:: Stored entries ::
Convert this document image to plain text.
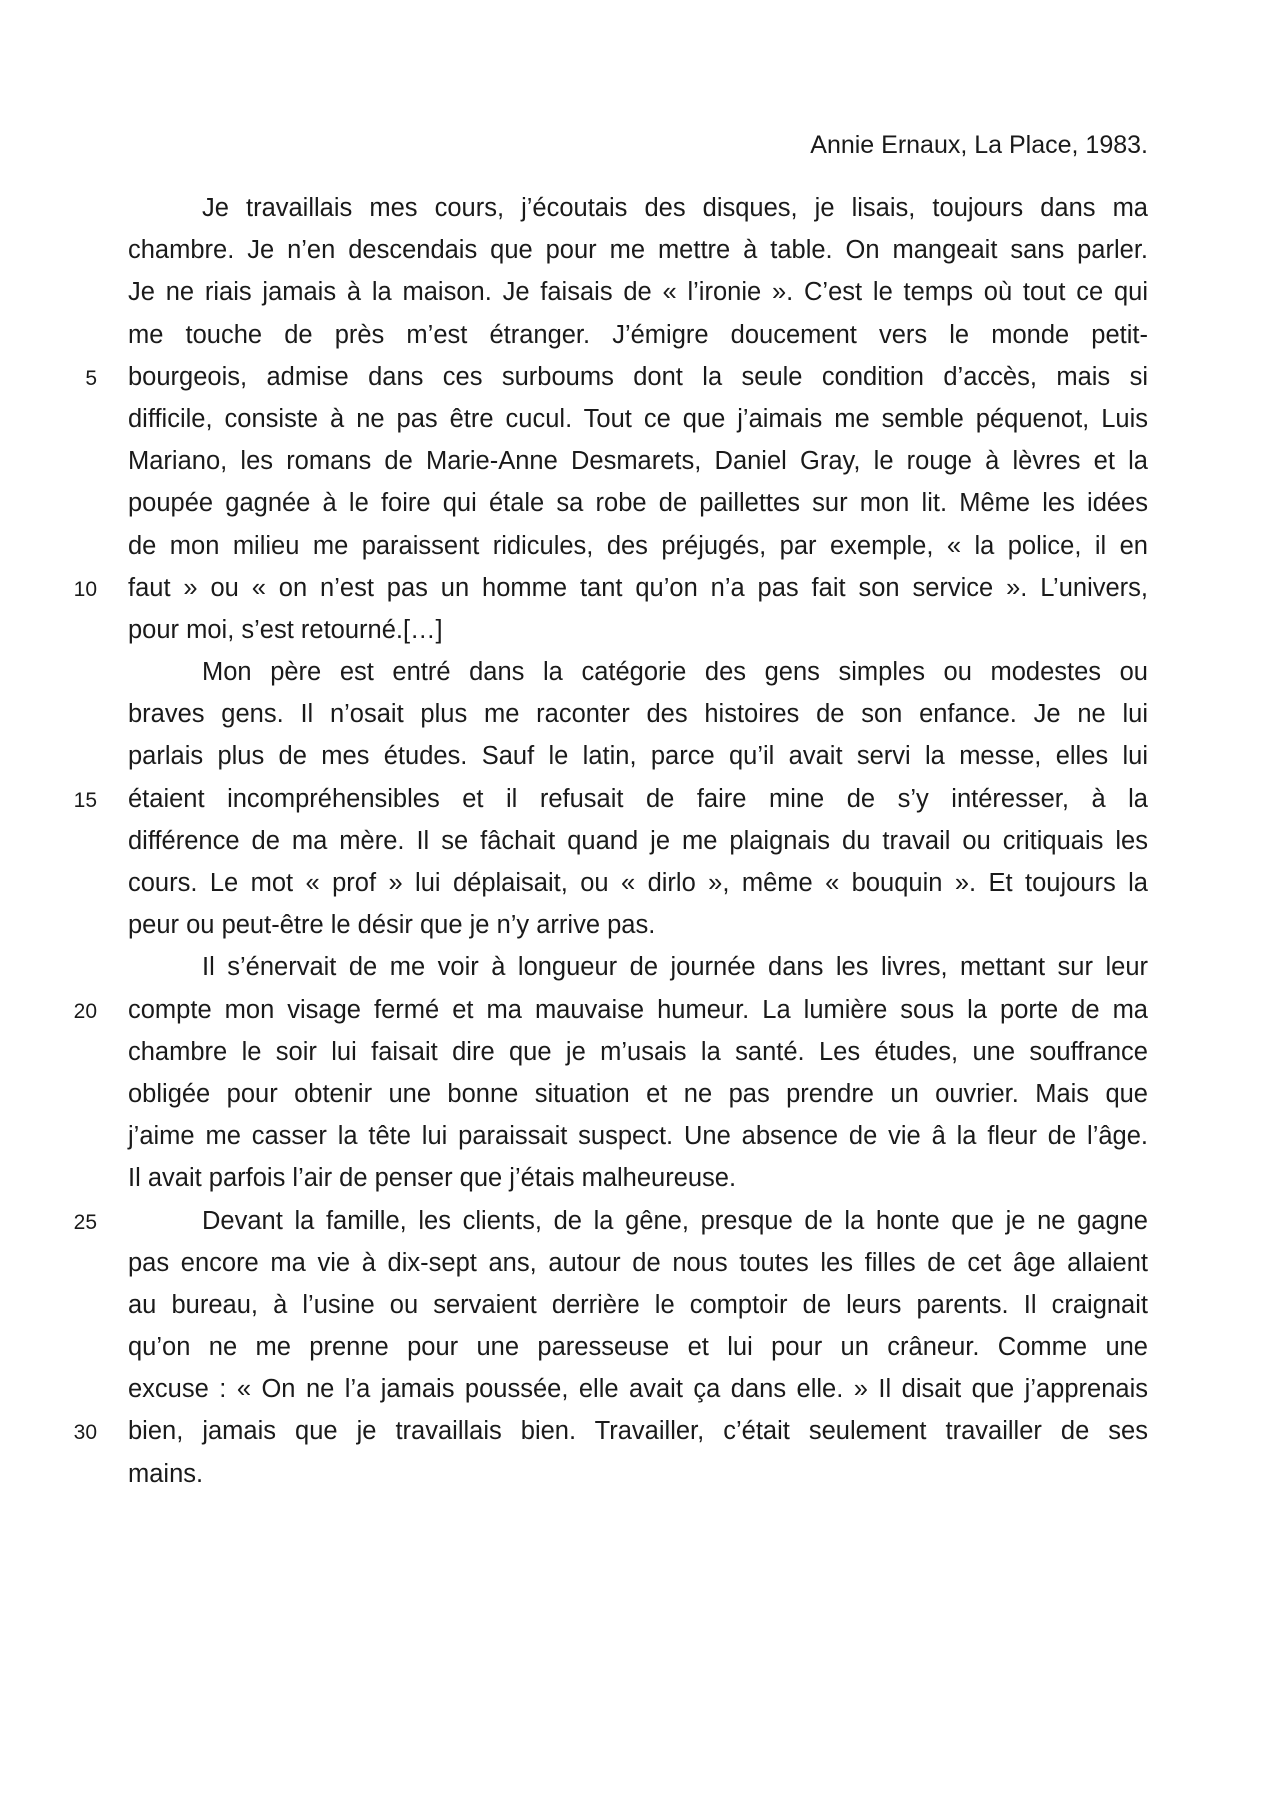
Annie Ernaux, La Place, 1983.
Je travaillais mes cours, j’écoutais des disques, je lisais, toujours dans ma
chambre. Je n’en descendais que pour me mettre à table. On mangeait sans parler.
Je ne riais jamais à la maison. Je faisais de « l’ironie ». C’est le temps où tout ce qui
me touche de près m’est étranger. J’émigre doucement vers le monde petit-
5 bourgeois, admise dans ces surboums dont la seule condition d’accès, mais si
difficile, consiste à ne pas être cucul. Tout ce que j’aimais me semble péquenot, Luis
Mariano, les romans de Marie-Anne Desmarets, Daniel Gray, le rouge à lèvres et la
poupée gagnée à le foire qui étale sa robe de paillettes sur mon lit. Même les idées
de mon milieu me paraissent ridicules, des préjugés, par exemple, « la police, il en
10 faut » ou « on n’est pas un homme tant qu’on n’a pas fait son service ». L’univers,
pour moi, s’est retourné.[…]
Mon père est entré dans la catégorie des gens simples ou modestes ou
braves gens. Il n’osait plus me raconter des histoires de son enfance. Je ne lui
parlais plus de mes études. Sauf le latin, parce qu’il avait servi la messe, elles lui
15 étaient incompréhensibles et il refusait de faire mine de s’y intéresser, à la
différence de ma mère. Il se fâchait quand je me plaignais du travail ou critiquais les
cours. Le mot « prof » lui déplaisait, ou « dirlo », même « bouquin ». Et toujours la
peur ou peut-être le désir que je n’y arrive pas.
Il s’énervait de me voir à longueur de journée dans les livres, mettant sur leur
20 compte mon visage fermé et ma mauvaise humeur. La lumière sous la porte de ma
chambre le soir lui faisait dire que je m’usais la santé. Les études, une souffrance
obligée pour obtenir une bonne situation et ne pas prendre un ouvrier. Mais que
j’aime me casser la tête lui paraissait suspect. Une absence de vie â la fleur de l’âge.
Il avait parfois l’air de penser que j’étais malheureuse.
25	Devant la famille, les clients, de la gêne, presque de la honte que je ne gagne
pas encore ma vie à dix-sept ans, autour de nous toutes les filles de cet âge allaient
au bureau, à l’usine ou servaient derrière le comptoir de leurs parents. Il craignait
qu’on ne me prenne pour une paresseuse et lui pour un crâneur. Comme une
excuse : « On ne l’a jamais poussée, elle avait ça dans elle. » Il disait que j’apprenais
30 bien, jamais que je travaillais bien. Travailler, c’était seulement travailler de ses
mains.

:: WHAT NEEDS TO BE DONE ::
Using the listing above, pick out each line that contains the word "toujours", then copy it.

:: EXERCISE OUTPUT ::
Je travaillais mes cours, j’écoutais des disques, je lisais, toujours dans ma
cours. Le mot « prof » lui déplaisait, ou « dirlo », même « bouquin ». Et toujours la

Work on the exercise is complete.